TASK STATEMENT - Everything in the listing except the pictures should be written out exactly.

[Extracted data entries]
— start —

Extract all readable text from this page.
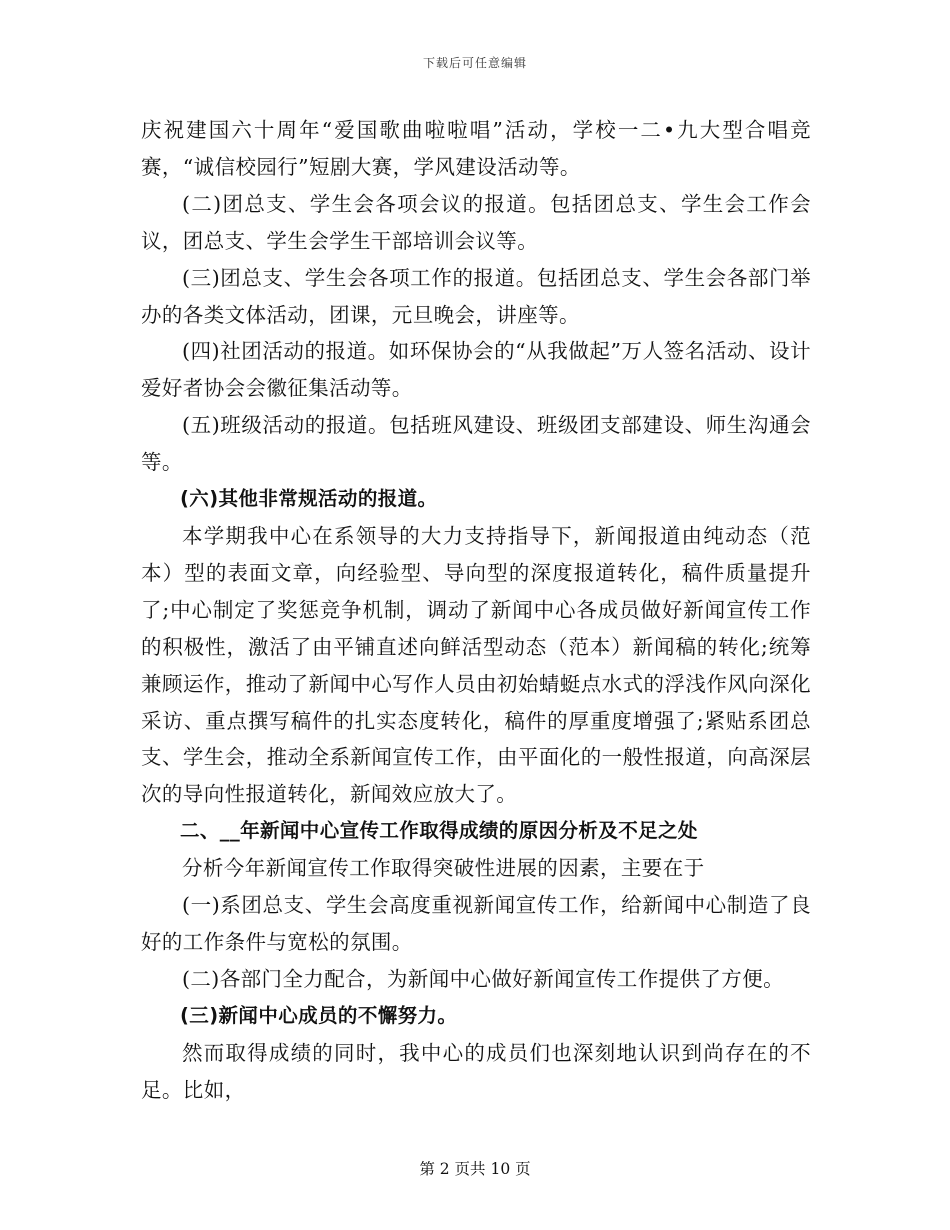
下载后可任意编辑

庆祝建国六十周年“爱国歌曲啦啦唱”活动，学校一二•九大型合唱竞赛，“诚信校园行”短剧大赛，学风建设活动等。

(二)团总支、学生会各项会议的报道。包括团总支、学生会工作会议，团总支、学生会学生干部培训会议等。

(三)团总支、学生会各项工作的报道。包括团总支、学生会各部门举办的各类文体活动，团课，元旦晚会，讲座等。

(四)社团活动的报道。如环保协会的“从我做起”万人签名活动、设计爱好者协会会徽征集活动等。

(五)班级活动的报道。包括班风建设、班级团支部建设、师生沟通会等。

(六)其他非常规活动的报道。

本学期我中心在系领导的大力支持指导下，新闻报道由纯动态（范本）型的表面文章，向经验型、导向型的深度报道转化，稿件质量提升了;中心制定了奖惩竞争机制，调动了新闻中心各成员做好新闻宣传工作的积极性，激活了由平铺直述向鲜活型动态（范本）新闻稿的转化;统筹兼顾运作，推动了新闻中心写作人员由初始蜻蜓点水式的浮浅作风向深化采访、重点撰写稿件的扎实态度转化，稿件的厚重度增强了;紧贴系团总支、学生会，推动全系新闻宣传工作，由平面化的一般性报道，向高深层次的导向性报道转化，新闻效应放大了。

二、__年新闻中心宣传工作取得成绩的原因分析及不足之处

分析今年新闻宣传工作取得突破性进展的因素，主要在于

(一)系团总支、学生会高度重视新闻宣传工作，给新闻中心制造了良好的工作条件与宽松的氛围。

(二)各部门全力配合，为新闻中心做好新闻宣传工作提供了方便。

(三)新闻中心成员的不懈努力。

然而取得成绩的同时，我中心的成员们也深刻地认识到尚存在的不足。比如，

第 2 页共 10 页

— end —

RESPONSE TO THE EXERCISE -
Extract all readable text from this page.
下载后可任意编辑

庆祝建国六十周年“爱国歌曲啦啦唱”活动，学校一二•九大型合唱竞赛，“诚信校园行”短剧大赛，学风建设活动等。

(二)团总支、学生会各项会议的报道。包括团总支、学生会工作会议，团总支、学生会学生干部培训会议等。

(三)团总支、学生会各项工作的报道。包括团总支、学生会各部门举办的各类文体活动，团课，元旦晚会，讲座等。

(四)社团活动的报道。如环保协会的“从我做起”万人签名活动、设计爱好者协会会徽征集活动等。

(五)班级活动的报道。包括班风建设、班级团支部建设、师生沟通会等。

(六)其他非常规活动的报道。

本学期我中心在系领导的大力支持指导下，新闻报道由纯动态（范本）型的表面文章，向经验型、导向型的深度报道转化，稿件质量提升了;中心制定了奖惩竞争机制，调动了新闻中心各成员做好新闻宣传工作的积极性，激活了由平铺直述向鲜活型动态（范本）新闻稿的转化;统筹兼顾运作，推动了新闻中心写作人员由初始蜻蜓点水式的浮浅作风向深化采访、重点撰写稿件的扎实态度转化，稿件的厚重度增强了;紧贴系团总支、学生会，推动全系新闻宣传工作，由平面化的一般性报道，向高深层次的导向性报道转化，新闻效应放大了。

二、__年新闻中心宣传工作取得成绩的原因分析及不足之处

分析今年新闻宣传工作取得突破性进展的因素，主要在于

(一)系团总支、学生会高度重视新闻宣传工作，给新闻中心制造了良好的工作条件与宽松的氛围。

(二)各部门全力配合，为新闻中心做好新闻宣传工作提供了方便。

(三)新闻中心成员的不懈努力。

然而取得成绩的同时，我中心的成员们也深刻地认识到尚存在的不足。比如，

第 2 页共 10 页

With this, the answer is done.